>> BEGIN
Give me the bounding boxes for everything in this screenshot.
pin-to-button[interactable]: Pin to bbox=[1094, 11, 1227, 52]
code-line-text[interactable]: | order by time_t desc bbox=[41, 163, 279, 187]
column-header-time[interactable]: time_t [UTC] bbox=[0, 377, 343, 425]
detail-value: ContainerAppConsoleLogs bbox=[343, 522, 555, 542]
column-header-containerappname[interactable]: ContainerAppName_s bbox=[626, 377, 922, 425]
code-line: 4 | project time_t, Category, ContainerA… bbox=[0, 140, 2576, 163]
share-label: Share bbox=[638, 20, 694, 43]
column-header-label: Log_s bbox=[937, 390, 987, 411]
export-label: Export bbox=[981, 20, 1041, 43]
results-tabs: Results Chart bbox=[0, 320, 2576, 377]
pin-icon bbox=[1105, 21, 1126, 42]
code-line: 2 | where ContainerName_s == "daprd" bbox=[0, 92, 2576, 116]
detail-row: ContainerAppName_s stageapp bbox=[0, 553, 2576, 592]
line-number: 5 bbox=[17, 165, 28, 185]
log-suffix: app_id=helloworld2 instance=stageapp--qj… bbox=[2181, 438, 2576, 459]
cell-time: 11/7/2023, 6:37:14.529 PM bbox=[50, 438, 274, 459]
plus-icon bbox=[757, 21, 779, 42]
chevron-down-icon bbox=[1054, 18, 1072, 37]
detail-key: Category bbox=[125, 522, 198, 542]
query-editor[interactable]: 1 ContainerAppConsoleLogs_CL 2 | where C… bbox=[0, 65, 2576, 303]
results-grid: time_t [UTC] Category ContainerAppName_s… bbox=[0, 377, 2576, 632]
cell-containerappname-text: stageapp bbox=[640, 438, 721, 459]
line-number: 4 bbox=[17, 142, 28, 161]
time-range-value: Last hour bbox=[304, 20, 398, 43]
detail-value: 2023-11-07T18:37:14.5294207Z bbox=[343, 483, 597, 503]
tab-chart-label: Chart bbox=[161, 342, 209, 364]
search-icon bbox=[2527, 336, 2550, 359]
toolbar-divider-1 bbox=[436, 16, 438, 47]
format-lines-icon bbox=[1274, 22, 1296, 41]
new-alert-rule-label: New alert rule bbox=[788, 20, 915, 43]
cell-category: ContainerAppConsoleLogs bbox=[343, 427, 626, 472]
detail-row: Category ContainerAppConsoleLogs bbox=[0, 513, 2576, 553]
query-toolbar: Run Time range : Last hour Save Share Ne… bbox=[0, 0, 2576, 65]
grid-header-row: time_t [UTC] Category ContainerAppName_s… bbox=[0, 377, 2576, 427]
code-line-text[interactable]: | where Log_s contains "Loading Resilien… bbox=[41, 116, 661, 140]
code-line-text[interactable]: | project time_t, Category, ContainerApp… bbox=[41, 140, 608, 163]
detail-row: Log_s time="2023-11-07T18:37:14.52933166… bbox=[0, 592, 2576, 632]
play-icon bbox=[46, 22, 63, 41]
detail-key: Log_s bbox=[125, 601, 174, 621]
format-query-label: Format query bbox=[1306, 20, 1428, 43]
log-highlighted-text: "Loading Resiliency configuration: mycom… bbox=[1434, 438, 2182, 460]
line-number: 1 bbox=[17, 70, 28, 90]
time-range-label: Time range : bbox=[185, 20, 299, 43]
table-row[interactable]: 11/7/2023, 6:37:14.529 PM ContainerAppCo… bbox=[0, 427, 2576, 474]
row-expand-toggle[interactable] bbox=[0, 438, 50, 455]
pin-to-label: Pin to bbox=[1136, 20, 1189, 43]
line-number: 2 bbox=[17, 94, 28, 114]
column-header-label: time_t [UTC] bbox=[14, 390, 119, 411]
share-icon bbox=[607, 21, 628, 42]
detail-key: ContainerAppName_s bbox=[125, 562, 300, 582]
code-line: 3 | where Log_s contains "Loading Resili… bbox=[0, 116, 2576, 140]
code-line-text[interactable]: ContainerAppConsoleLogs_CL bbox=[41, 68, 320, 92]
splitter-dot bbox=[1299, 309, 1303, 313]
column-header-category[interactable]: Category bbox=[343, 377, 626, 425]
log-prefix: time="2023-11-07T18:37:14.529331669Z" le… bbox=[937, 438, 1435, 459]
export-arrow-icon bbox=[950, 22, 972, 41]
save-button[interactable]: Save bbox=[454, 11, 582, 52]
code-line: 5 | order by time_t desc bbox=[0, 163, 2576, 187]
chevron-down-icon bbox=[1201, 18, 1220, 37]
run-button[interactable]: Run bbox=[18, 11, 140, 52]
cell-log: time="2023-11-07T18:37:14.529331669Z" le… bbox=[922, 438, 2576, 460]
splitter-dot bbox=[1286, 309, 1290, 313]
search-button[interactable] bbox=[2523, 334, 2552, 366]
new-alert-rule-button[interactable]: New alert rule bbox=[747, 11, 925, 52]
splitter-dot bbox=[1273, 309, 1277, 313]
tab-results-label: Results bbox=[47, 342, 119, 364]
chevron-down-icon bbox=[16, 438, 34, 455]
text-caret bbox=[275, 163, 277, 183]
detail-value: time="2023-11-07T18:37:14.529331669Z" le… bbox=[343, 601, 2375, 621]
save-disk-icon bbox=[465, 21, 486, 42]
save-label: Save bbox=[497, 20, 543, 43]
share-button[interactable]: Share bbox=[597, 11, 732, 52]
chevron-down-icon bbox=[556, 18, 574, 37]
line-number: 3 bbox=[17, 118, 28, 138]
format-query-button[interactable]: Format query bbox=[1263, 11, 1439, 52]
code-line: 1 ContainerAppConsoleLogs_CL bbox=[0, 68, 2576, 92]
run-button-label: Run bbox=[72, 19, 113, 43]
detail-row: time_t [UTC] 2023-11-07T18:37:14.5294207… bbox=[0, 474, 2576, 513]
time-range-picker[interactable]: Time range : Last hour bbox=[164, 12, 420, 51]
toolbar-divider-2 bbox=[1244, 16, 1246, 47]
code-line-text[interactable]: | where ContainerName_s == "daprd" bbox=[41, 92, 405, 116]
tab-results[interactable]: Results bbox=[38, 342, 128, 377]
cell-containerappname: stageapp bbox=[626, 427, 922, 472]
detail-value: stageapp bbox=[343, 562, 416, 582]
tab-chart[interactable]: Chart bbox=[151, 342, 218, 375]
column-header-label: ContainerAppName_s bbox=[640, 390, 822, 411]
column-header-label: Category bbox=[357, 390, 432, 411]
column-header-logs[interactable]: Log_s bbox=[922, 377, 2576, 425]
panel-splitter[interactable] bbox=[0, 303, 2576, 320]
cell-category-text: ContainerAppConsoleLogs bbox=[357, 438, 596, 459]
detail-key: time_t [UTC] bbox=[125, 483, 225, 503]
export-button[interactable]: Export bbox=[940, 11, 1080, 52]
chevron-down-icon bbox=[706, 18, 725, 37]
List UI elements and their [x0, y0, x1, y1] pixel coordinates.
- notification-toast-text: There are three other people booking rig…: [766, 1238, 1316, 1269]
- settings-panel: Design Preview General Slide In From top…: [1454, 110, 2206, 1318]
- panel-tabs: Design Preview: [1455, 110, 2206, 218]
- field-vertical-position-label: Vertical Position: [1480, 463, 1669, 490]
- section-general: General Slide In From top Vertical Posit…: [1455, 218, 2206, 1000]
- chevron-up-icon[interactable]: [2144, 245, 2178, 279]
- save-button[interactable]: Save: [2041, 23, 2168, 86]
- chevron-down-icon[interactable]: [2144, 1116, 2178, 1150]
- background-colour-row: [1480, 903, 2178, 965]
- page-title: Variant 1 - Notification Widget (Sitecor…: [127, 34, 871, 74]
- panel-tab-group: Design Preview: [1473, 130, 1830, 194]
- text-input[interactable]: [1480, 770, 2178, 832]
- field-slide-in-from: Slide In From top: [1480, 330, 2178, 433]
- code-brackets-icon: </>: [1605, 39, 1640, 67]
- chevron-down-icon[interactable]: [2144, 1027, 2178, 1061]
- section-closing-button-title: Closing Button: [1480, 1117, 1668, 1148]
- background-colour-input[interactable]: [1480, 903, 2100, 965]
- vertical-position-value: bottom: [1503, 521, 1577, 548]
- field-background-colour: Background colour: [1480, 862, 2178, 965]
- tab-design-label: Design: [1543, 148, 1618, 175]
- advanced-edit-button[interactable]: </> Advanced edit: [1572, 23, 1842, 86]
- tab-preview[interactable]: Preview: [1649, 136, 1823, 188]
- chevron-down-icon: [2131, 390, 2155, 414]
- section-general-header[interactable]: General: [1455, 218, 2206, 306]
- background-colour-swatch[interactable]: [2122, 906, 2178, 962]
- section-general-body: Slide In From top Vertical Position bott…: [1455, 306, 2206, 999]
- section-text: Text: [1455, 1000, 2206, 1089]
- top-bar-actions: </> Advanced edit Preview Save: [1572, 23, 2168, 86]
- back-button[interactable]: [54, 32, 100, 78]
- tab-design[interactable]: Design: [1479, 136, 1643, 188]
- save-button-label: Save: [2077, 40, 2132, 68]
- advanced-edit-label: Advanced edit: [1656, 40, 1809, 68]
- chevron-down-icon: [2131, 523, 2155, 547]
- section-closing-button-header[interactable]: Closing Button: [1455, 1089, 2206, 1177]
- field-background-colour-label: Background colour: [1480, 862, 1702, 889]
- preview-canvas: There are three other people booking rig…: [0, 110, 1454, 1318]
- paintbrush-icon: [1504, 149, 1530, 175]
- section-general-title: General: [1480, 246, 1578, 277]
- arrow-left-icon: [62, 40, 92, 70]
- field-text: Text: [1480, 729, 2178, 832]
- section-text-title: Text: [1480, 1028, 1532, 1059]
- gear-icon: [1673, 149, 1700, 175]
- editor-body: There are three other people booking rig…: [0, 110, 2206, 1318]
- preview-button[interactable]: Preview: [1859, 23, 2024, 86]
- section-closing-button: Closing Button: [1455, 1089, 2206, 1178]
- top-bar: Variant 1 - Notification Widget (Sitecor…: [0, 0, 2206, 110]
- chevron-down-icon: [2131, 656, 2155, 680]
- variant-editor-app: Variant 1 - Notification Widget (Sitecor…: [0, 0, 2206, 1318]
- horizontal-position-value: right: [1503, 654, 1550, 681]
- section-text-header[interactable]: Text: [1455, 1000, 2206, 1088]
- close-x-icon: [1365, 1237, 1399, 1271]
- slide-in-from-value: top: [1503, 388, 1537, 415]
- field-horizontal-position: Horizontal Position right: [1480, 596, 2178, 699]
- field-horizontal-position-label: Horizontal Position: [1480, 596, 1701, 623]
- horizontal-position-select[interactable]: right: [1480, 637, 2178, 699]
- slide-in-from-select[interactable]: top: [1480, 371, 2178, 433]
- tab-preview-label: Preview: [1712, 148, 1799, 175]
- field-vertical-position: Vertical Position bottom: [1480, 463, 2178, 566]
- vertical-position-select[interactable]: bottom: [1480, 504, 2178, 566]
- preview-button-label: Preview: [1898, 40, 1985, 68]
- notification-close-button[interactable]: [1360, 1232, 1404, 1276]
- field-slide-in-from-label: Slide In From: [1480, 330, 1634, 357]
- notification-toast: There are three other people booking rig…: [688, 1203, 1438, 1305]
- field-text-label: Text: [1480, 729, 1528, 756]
>> END
Problem details: Extract, verbatim, the rows from the first one through the line that contains "column-header-time[interactable]: time_t [UTC]", both included.

Solved problem:
Give me the bounding boxes for everything in this screenshot.
pin-to-button[interactable]: Pin to bbox=[1094, 11, 1227, 52]
code-line-text[interactable]: | order by time_t desc bbox=[41, 163, 279, 187]
column-header-time[interactable]: time_t [UTC] bbox=[0, 377, 343, 425]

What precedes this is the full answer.